- Brief
Quote all entries in full, exactly.

- Records to process
○ ○ ○

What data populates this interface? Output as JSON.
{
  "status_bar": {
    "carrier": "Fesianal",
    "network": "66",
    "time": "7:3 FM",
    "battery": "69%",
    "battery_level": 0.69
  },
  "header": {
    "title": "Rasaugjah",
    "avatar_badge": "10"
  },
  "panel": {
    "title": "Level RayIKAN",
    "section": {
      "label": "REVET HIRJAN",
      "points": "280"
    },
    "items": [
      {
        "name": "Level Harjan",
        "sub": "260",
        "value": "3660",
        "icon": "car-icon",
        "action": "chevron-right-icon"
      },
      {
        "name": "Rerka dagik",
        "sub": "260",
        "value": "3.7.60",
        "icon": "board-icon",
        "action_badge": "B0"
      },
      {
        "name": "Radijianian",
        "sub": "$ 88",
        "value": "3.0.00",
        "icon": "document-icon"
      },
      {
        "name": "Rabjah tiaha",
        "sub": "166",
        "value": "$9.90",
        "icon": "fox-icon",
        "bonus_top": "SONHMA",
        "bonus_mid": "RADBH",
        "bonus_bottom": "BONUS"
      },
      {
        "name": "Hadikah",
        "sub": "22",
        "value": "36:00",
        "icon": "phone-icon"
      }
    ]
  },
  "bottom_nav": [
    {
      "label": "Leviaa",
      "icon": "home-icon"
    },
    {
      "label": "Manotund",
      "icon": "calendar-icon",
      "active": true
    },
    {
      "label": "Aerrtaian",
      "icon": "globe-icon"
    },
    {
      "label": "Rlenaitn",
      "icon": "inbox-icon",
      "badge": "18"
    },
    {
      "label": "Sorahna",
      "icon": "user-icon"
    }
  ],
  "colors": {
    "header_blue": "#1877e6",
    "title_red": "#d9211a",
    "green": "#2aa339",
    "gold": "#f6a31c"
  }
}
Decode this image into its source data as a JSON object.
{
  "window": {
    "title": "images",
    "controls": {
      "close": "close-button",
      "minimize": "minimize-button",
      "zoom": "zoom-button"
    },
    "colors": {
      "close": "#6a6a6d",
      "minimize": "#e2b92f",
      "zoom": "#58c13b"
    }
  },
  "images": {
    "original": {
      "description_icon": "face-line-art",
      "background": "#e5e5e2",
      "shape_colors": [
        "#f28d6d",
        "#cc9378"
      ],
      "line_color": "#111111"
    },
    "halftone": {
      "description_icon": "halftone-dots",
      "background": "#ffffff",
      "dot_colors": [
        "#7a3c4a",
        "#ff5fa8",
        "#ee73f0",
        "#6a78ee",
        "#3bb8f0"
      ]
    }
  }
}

○ ○ ○

- Task output
What data populates this interface? Output as JSON.
{
  "status_bar": {
    "carrier": "Fesianal",
    "network": "66",
    "time": "7:3 FM",
    "battery": "69%",
    "battery_level": 0.69
  },
  "header": {
    "title": "Rasaugjah",
    "avatar_badge": "10"
  },
  "panel": {
    "title": "Level RayIKAN",
    "section": {
      "label": "REVET HIRJAN",
      "points": "280"
    },
    "items": [
      {
        "name": "Level Harjan",
        "sub": "260",
        "value": "3660",
        "icon": "car-icon",
        "action": "chevron-right-icon"
      },
      {
        "name": "Rerka dagik",
        "sub": "260",
        "value": "3.7.60",
        "icon": "board-icon",
        "action_badge": "B0"
      },
      {
        "name": "Radijianian",
        "sub": "$ 88",
        "value": "3.0.00",
        "icon": "document-icon"
      },
      {
        "name": "Rabjah tiaha",
        "sub": "166",
        "value": "$9.90",
        "icon": "fox-icon",
        "bonus_top": "SONHMA",
        "bonus_mid": "RADBH",
        "bonus_bottom": "BONUS"
      },
      {
        "name": "Hadikah",
        "sub": "22",
        "value": "36:00",
        "icon": "phone-icon"
      }
    ]
  },
  "bottom_nav": [
    {
      "label": "Leviaa",
      "icon": "home-icon"
    },
    {
      "label": "Manotund",
      "icon": "calendar-icon",
      "active": true
    },
    {
      "label": "Aerrtaian",
      "icon": "globe-icon"
    },
    {
      "label": "Rlenaitn",
      "icon": "inbox-icon",
      "badge": "18"
    },
    {
      "label": "Sorahna",
      "icon": "user-icon"
    }
  ],
  "colors": {
    "header_blue": "#1877e6",
    "title_red": "#d9211a",
    "green": "#2aa339",
    "gold": "#f6a31c"
  }
}
Decode this image into its source data as a JSON object.
{
  "window": {
    "title": "images",
    "controls": {
      "close": "close-button",
      "minimize": "minimize-button",
      "zoom": "zoom-button"
    },
    "colors": {
      "close": "#6a6a6d",
      "minimize": "#e2b92f",
      "zoom": "#58c13b"
    }
  },
  "images": {
    "original": {
      "description_icon": "face-line-art",
      "background": "#e5e5e2",
      "shape_colors": [
        "#f28d6d",
        "#cc9378"
      ],
      "line_color": "#111111"
    },
    "halftone": {
      "description_icon": "halftone-dots",
      "background": "#ffffff",
      "dot_colors": [
        "#7a3c4a",
        "#ff5fa8",
        "#ee73f0",
        "#6a78ee",
        "#3bb8f0"
      ]
    }
  }
}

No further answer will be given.